— begin EXTRACTED MATERIAL —

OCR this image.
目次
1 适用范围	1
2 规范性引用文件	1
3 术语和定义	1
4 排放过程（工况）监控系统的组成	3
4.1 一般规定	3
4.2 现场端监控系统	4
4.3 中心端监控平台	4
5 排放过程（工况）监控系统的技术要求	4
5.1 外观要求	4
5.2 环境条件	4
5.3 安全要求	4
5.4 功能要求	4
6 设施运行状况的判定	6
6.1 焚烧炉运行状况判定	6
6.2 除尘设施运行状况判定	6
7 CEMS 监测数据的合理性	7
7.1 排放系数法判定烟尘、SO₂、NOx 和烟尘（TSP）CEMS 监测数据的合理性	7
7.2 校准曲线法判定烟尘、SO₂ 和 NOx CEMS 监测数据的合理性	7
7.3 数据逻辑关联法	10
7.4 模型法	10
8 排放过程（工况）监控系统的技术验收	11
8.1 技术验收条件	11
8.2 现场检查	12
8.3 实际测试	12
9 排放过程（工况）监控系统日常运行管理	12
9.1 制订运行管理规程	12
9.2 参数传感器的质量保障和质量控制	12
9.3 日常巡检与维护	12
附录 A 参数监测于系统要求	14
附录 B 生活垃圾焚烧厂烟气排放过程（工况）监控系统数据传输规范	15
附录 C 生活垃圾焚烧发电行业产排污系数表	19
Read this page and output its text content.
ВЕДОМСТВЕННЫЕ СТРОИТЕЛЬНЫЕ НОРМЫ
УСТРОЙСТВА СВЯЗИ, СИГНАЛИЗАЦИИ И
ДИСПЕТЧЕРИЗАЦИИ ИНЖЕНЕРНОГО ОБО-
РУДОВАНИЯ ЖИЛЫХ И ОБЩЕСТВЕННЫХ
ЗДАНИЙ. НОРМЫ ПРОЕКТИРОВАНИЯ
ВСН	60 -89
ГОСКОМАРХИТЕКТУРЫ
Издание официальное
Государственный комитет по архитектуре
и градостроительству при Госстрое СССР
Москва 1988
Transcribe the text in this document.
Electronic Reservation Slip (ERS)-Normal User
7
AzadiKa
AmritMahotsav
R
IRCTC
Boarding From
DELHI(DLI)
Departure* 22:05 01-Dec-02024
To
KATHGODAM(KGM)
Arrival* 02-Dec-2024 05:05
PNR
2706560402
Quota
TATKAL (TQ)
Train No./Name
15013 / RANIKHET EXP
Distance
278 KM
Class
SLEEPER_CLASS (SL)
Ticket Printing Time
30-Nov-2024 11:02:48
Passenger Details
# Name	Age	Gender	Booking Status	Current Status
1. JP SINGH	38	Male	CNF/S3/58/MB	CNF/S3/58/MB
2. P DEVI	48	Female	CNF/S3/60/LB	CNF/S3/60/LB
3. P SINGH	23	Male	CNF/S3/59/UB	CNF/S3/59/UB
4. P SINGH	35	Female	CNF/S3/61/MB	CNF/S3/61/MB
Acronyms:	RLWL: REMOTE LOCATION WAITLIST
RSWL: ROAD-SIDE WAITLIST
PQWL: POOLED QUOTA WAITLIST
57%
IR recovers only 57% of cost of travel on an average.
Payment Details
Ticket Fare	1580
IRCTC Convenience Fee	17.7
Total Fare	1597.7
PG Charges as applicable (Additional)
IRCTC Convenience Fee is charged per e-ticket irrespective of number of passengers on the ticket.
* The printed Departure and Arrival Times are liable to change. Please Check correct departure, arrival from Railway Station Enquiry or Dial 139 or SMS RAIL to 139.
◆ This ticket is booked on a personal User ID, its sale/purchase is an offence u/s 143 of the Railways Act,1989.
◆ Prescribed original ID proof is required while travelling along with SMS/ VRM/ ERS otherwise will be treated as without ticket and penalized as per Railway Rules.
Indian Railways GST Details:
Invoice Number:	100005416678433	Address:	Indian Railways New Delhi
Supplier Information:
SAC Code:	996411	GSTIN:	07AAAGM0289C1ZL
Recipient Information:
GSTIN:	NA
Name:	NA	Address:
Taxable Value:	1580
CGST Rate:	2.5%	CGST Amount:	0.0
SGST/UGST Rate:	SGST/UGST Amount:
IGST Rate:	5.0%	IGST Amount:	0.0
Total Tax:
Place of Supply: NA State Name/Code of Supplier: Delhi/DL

— end EXTRACTED MATERIAL —

**PROBLEM TO WORK ON**
Extract the complete listing above, reproducing each line exactly.

**CORRECT ANSWER**
OCR this image.
目次
1 适用范围	1
2 规范性引用文件	1
3 术语和定义	1
4 排放过程（工况）监控系统的组成	3
4.1 一般规定	3
4.2 现场端监控系统	4
4.3 中心端监控平台	4
5 排放过程（工况）监控系统的技术要求	4
5.1 外观要求	4
5.2 环境条件	4
5.3 安全要求	4
5.4 功能要求	4
6 设施运行状况的判定	6
6.1 焚烧炉运行状况判定	6
6.2 除尘设施运行状况判定	6
7 CEMS 监测数据的合理性	7
7.1 排放系数法判定烟尘、SO₂、NOx 和烟尘（TSP）CEMS 监测数据的合理性	7
7.2 校准曲线法判定烟尘、SO₂ 和 NOx CEMS 监测数据的合理性	7
7.3 数据逻辑关联法	10
7.4 模型法	10
8 排放过程（工况）监控系统的技术验收	11
8.1 技术验收条件	11
8.2 现场检查	12
8.3 实际测试	12
9 排放过程（工况）监控系统日常运行管理	12
9.1 制订运行管理规程	12
9.2 参数传感器的质量保障和质量控制	12
9.3 日常巡检与维护	12
附录 A 参数监测于系统要求	14
附录 B 生活垃圾焚烧厂烟气排放过程（工况）监控系统数据传输规范	15
附录 C 生活垃圾焚烧发电行业产排污系数表	19
Read this page and output its text content.
ВЕДОМСТВЕННЫЕ СТРОИТЕЛЬНЫЕ НОРМЫ
УСТРОЙСТВА СВЯЗИ, СИГНАЛИЗАЦИИ И
ДИСПЕТЧЕРИЗАЦИИ ИНЖЕНЕРНОГО ОБО-
РУДОВАНИЯ ЖИЛЫХ И ОБЩЕСТВЕННЫХ
ЗДАНИЙ. НОРМЫ ПРОЕКТИРОВАНИЯ
ВСН	60 -89
ГОСКОМАРХИТЕКТУРЫ
Издание официальное
Государственный комитет по архитектуре
и градостроительству при Госстрое СССР
Москва 1988
Transcribe the text in this document.
Electronic Reservation Slip (ERS)-Normal User
7
AzadiKa
AmritMahotsav
R
IRCTC
Boarding From
DELHI(DLI)
Departure* 22:05 01-Dec-02024
To
KATHGODAM(KGM)
Arrival* 02-Dec-2024 05:05
PNR
2706560402
Quota
TATKAL (TQ)
Train No./Name
15013 / RANIKHET EXP
Distance
278 KM
Class
SLEEPER_CLASS (SL)
Ticket Printing Time
30-Nov-2024 11:02:48
Passenger Details
# Name	Age	Gender	Booking Status	Current Status
1. JP SINGH	38	Male	CNF/S3/58/MB	CNF/S3/58/MB
2. P DEVI	48	Female	CNF/S3/60/LB	CNF/S3/60/LB
3. P SINGH	23	Male	CNF/S3/59/UB	CNF/S3/59/UB
4. P SINGH	35	Female	CNF/S3/61/MB	CNF/S3/61/MB
Acronyms:	RLWL: REMOTE LOCATION WAITLIST
RSWL: ROAD-SIDE WAITLIST
PQWL: POOLED QUOTA WAITLIST
57%
IR recovers only 57% of cost of travel on an average.
Payment Details
Ticket Fare	1580
IRCTC Convenience Fee	17.7
Total Fare	1597.7
PG Charges as applicable (Additional)
IRCTC Convenience Fee is charged per e-ticket irrespective of number of passengers on the ticket.
* The printed Departure and Arrival Times are liable to change. Please Check correct departure, arrival from Railway Station Enquiry or Dial 139 or SMS RAIL to 139.
◆ This ticket is booked on a personal User ID, its sale/purchase is an offence u/s 143 of the Railways Act,1989.
◆ Prescribed original ID proof is required while travelling along with SMS/ VRM/ ERS otherwise will be treated as without ticket and penalized as per Railway Rules.
Indian Railways GST Details:
Invoice Number:	100005416678433	Address:	Indian Railways New Delhi
Supplier Information:
SAC Code:	996411	GSTIN:	07AAAGM0289C1ZL
Recipient Information:
GSTIN:	NA
Name:	NA	Address:
Taxable Value:	1580
CGST Rate:	2.5%	CGST Amount:	0.0
SGST/UGST Rate:	SGST/UGST Amount:
IGST Rate:	5.0%	IGST Amount:	0.0
Total Tax:
Place of Supply: NA State Name/Code of Supplier: Delhi/DL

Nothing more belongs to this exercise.